▸ **DOCUMENT PASSAGE**
____________

Pc Jamie Lewis, 33, and former officer Deniz Jaffer, 47, will be removed from the police for gross misconduct after sharing photos of Bibaa Henry and Nicole Smallman, a tribunal has ruled.
Lewis will be immediately dismissed, and Jaffer would have been dismissed had he not already quit.
The two officers, who were assigned to protect the crime scene after the sisters were found dead in a London park last year, admitted sharing the photos on WhatsApp on November 2.
Jaffer took four photographs and Lewis took two.
One of the images was sent to a colleague with Lewis' face superimposed onto it.
Jaffer also sent the photos to two members of the public.
They also used a racially derogatory term for Pakistanis in messages about other, unrelated police matters.
The tribunal heard that Lewis sent a picture message of the dead women in a police WhatsApp group shortly before 4am, writing: "Unfortunately I'm sat next to two dead birds with stab wounds."
Jaffer made a similar reference to being "with two dead birds" in a separate WhatsApp group which included members of the public.
Less than an hour later, Lewis sent a superimposed selfie-style photo of himself with the victims visible in the background to Jaffer.
Neither man reported the other's behaviour to bosses.
The hearing was told that Lewis separately "responded with approval" to another officer who stated he was going to be posted to new location which had fewer Asian people in, who he referred to as "P***s".
Lewis, who did not use the term himself, replied: "Exactly."
Jaffer also used the same racially derogatory term in a separate message to the public on another matter.
Pc Tierney said: "They behaved in a manner that discredits the police force and undermines the public confidence in it."

____________

▸ **DATA SECTION**
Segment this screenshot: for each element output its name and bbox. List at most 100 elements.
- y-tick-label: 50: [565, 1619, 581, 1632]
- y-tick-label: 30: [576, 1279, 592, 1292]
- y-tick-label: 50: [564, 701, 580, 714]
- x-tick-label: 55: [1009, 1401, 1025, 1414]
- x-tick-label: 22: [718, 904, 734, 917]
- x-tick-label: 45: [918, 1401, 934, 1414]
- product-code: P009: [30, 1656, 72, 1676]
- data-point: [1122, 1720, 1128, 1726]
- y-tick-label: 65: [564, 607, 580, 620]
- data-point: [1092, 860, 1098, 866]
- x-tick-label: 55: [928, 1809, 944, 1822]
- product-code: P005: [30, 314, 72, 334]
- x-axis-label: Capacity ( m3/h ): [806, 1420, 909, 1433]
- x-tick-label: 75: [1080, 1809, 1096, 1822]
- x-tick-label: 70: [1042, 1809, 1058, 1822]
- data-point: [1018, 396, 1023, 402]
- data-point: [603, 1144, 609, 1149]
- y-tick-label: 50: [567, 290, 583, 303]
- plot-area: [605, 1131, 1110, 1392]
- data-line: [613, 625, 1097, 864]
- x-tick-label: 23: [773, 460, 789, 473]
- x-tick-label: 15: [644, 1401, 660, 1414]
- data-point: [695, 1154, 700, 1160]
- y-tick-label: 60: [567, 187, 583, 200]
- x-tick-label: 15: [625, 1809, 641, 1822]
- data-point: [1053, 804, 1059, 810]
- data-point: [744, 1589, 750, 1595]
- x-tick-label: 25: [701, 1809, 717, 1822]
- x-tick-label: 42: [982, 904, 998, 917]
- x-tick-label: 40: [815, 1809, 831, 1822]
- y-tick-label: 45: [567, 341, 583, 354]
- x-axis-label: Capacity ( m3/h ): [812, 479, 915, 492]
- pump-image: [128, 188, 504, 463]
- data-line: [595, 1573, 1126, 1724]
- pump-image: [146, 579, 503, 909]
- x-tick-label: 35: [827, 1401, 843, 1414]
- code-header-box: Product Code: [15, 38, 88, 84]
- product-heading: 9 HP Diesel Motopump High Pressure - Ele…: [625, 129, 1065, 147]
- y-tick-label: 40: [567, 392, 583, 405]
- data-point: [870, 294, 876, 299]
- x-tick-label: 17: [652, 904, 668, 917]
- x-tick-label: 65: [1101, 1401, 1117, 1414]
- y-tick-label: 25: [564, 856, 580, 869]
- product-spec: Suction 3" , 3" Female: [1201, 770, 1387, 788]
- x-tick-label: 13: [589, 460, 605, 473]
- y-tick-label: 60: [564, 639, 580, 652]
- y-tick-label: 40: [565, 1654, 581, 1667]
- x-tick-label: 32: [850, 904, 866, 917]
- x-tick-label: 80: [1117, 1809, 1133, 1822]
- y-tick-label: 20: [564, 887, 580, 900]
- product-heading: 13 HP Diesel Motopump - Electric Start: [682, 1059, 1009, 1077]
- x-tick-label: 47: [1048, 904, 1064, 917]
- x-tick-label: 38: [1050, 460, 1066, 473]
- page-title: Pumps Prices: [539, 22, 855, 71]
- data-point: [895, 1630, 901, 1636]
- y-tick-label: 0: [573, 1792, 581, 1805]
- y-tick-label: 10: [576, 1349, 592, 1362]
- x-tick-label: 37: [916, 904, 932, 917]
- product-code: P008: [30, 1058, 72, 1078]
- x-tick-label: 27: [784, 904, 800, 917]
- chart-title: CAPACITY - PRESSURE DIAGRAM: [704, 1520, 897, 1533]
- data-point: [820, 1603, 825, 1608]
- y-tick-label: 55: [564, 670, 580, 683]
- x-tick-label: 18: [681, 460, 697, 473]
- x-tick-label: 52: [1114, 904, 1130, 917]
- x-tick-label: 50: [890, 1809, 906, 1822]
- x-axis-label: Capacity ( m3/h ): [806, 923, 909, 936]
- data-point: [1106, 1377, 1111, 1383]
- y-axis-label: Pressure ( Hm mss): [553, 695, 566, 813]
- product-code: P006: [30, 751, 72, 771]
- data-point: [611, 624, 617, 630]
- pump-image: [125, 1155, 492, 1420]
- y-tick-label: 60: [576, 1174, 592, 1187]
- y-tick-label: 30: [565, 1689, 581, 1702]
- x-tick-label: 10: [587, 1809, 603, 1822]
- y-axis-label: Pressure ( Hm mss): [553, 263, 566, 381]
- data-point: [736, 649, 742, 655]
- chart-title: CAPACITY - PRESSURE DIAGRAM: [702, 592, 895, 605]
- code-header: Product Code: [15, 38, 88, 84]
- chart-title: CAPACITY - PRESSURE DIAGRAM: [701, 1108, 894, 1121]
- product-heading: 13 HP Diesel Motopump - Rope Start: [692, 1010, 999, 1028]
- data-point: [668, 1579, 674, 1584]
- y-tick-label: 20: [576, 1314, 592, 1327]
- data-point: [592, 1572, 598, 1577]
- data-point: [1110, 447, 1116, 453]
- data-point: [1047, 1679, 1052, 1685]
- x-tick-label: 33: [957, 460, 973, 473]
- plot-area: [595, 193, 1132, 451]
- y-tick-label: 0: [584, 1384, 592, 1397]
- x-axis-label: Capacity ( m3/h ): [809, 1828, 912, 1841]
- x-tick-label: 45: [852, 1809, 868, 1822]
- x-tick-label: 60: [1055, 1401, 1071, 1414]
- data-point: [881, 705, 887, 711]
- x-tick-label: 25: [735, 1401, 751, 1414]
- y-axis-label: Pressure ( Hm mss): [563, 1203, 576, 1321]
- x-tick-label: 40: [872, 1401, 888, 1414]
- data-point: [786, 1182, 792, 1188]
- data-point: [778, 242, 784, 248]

____________

▸ **WHAT YOU HAVE TO DO**
Please write what comes next in the report on the police misconduct tribunal, picking up after its last sentence. The items have nothing to do with what is asked here.

▸ **OUTPUT FOR THIS TASK**
The hearing opened with a minute's silence in memory of the victims and their families.
Jaffer, of Hornchurch, east London, and Lewis, from Colchester in Essex, are due to be sentenced at the Old Bailey on December 6.
Assistant Commissioner Helen Ball, chairing the accelerated tribunal in west London on Wednesday, said: "This was hurtful, dishonest and unprofessional behaviour of the utmost seriousness.
"I am sorry that our officers behaved in such a hurtful, disrespectful and criminal way.
"Their actions are shameful."
The pair have already been warned they face "lengthy" jail terms when they are sentenced next month for misconduct in a public office.
Neither Lewis nor Jaffer attended the misconduct hearing, and neither disputed the evidence.
Danyal Hussein, 19, was jailed for 35 years for the murders of Ms Henry and Ms Smallman.
He attacked the sisters as part of a "pact with a demon", after believing that killing women at random would help him win the lottery.
Hussein then dragged their bodies into bushes and left them with their limbs entwined in a deliberate act to defile them in death.
Some 36 hours later, the sisters were found by Ms Smallman's distraught boyfriend after he became concerned when she failed to return home.